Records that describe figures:
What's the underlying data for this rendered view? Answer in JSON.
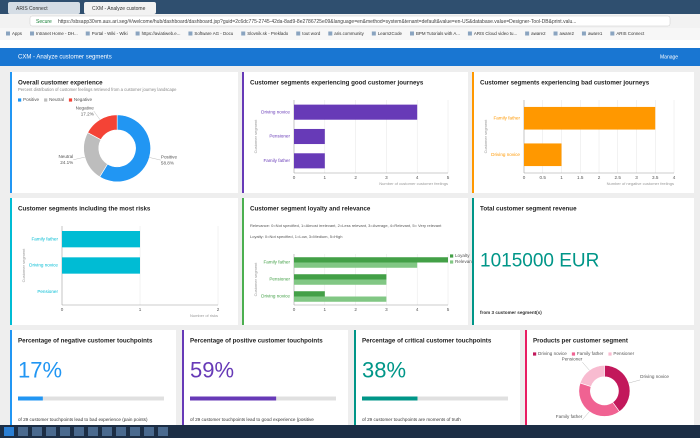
{
  "browser": {
    "tabs": [
      "ARIS Connect",
      "CXM - Analyze custome"
    ],
    "secure": "Secure",
    "url": "https://sbsapp30vm.aus.ari.seg/#/welcome/hub/dashboard/dashboard.jsp?guid=2c6dc775-2745-42da-8ad9-8e2786725e09&language=en&method=system&tenant=default&value=en-US&database.value=Designer-Tool-DB&print.valu...",
    "bookmarks": [
      "Apps",
      "Intranet Home - DH...",
      "Portal - Wiki - Wiki",
      "https://aviatiweb.e...",
      "Software AG - Docu",
      "Slovnik.sk - Preklado",
      "tout word",
      "aris.community",
      "Learn2Code",
      "BPM Tutorials with A...",
      "ARIS Cloud video tu...",
      "aware2",
      "aware2",
      "aware1",
      "ARIS Connect"
    ]
  },
  "app": {
    "title": "CXM - Analyze customer segments",
    "manage": "Manage"
  },
  "widgets": [
    {
      "title": "Overall customer experience",
      "subtitle": "Percent distribution of customer feelings retrieved from a customer journey landscape",
      "color": "#2196f3",
      "chart": {
        "type": "pie",
        "categories": [
          "Positive",
          "Neutral",
          "Negative"
        ],
        "values": [
          58.8,
          24.1,
          17.2
        ],
        "value_labels": [
          "58.8%",
          "24.1%",
          "17.2%"
        ],
        "colors": [
          "#2196f3",
          "#bdbdbd",
          "#f44336"
        ],
        "legend": "top-left"
      }
    },
    {
      "title": "Customer segments experiencing good customer journeys",
      "color": "#673ab7",
      "chart": {
        "type": "hbar",
        "categories": [
          "Driving novice",
          "Pensioner",
          "Family father"
        ],
        "series": [
          {
            "color": "#673ab7",
            "values": [
              4,
              1,
              1
            ]
          }
        ],
        "xlim": [
          0,
          5
        ],
        "xticks": [
          0,
          1,
          2,
          3,
          4,
          5
        ],
        "xlabel": "Number of customer customer feelings",
        "ylabel": "Customer segment",
        "grid": true
      }
    },
    {
      "title": "Customer segments experiencing bad customer journeys",
      "color": "#ff9800",
      "chart": {
        "type": "hbar",
        "categories": [
          "Family father",
          "Driving novice"
        ],
        "series": [
          {
            "color": "#ff9800",
            "values": [
              3.5,
              1
            ]
          }
        ],
        "xlim": [
          0,
          4
        ],
        "xticks": [
          0,
          0.5,
          1,
          1.5,
          2,
          2.5,
          3,
          3.5,
          4
        ],
        "xlabel": "Number of negative customer feelings",
        "ylabel": "Customer segment",
        "grid": true
      }
    },
    {
      "title": "Customer segments including the most risks",
      "color": "#00bcd4",
      "chart": {
        "type": "hbar",
        "categories": [
          "Family father",
          "Driving novice",
          "Pensioner"
        ],
        "series": [
          {
            "color": "#00bcd4",
            "values": [
              1,
              1,
              0
            ]
          }
        ],
        "xlim": [
          0,
          2
        ],
        "xticks": [
          0,
          1,
          2
        ],
        "xlabel": "Number of risks",
        "ylabel": "Customer segment",
        "grid": true
      }
    },
    {
      "title": "Customer segment loyalty and relevance",
      "color": "#4caf50",
      "notes": [
        "Relevance: 0=Not specified, 1=Almost irrelevant, 2=Less relevant, 3=Average, 4=Relevant, 5= Very relevant",
        "Loyalty: 0=Not specified, 1=Low, 3=Medium, 5=High"
      ],
      "chart": {
        "type": "hbar",
        "categories": [
          "Family father",
          "Pensioner",
          "Driving novice"
        ],
        "series": [
          {
            "name": "Loyalty",
            "color": "#43a047",
            "values": [
              5,
              3,
              1
            ]
          },
          {
            "name": "Relevance",
            "color": "#81c784",
            "values": [
              4,
              3,
              3
            ]
          }
        ],
        "xlim": [
          0,
          5
        ],
        "xticks": [
          0,
          1,
          2,
          3,
          4,
          5
        ],
        "ylabel": "Customer segment",
        "grid": true,
        "legend": "top-right"
      }
    },
    {
      "title": "Total customer segment revenue",
      "color": "#009688",
      "kpi_text": "1015000 EUR",
      "footnote": "from 3 customer segment(s)"
    },
    {
      "title": "Percentage of negative customer touchpoints",
      "color": "#2196f3",
      "chart": {
        "type": "progress",
        "value": 17,
        "value_label": "17%",
        "xlim": [
          0,
          100
        ]
      },
      "footnote": "of 29 customer touchpoints lead to bad experience (pain points)"
    },
    {
      "title": "Percentage of positive customer touchpoints",
      "color": "#673ab7",
      "chart": {
        "type": "progress",
        "value": 59,
        "value_label": "59%",
        "xlim": [
          0,
          100
        ]
      },
      "footnote": "of 29 customer touchpoints lead to good experience (positive"
    },
    {
      "title": "Percentage of critical customer touchpoints",
      "color": "#009688",
      "chart": {
        "type": "progress",
        "value": 38,
        "value_label": "38%",
        "xlim": [
          0,
          100
        ]
      },
      "footnote": "of 29 customer touchpoints are moments of truth"
    },
    {
      "title": "Products per customer segment",
      "color": "#e91e63",
      "chart": {
        "type": "pie",
        "categories": [
          "Driving novice",
          "Family father",
          "Pensioner"
        ],
        "values": [
          2,
          2,
          1
        ],
        "colors": [
          "#c2185b",
          "#f06292",
          "#f8bbd0"
        ],
        "legend": "top-left"
      }
    }
  ]
}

#### [Task to carry out]
Using the listing above, show each line holding the string "risks".

#### [Solution to the problem]
      "title": "Customer segments including the most risks",
        "xlabel": "Number of risks",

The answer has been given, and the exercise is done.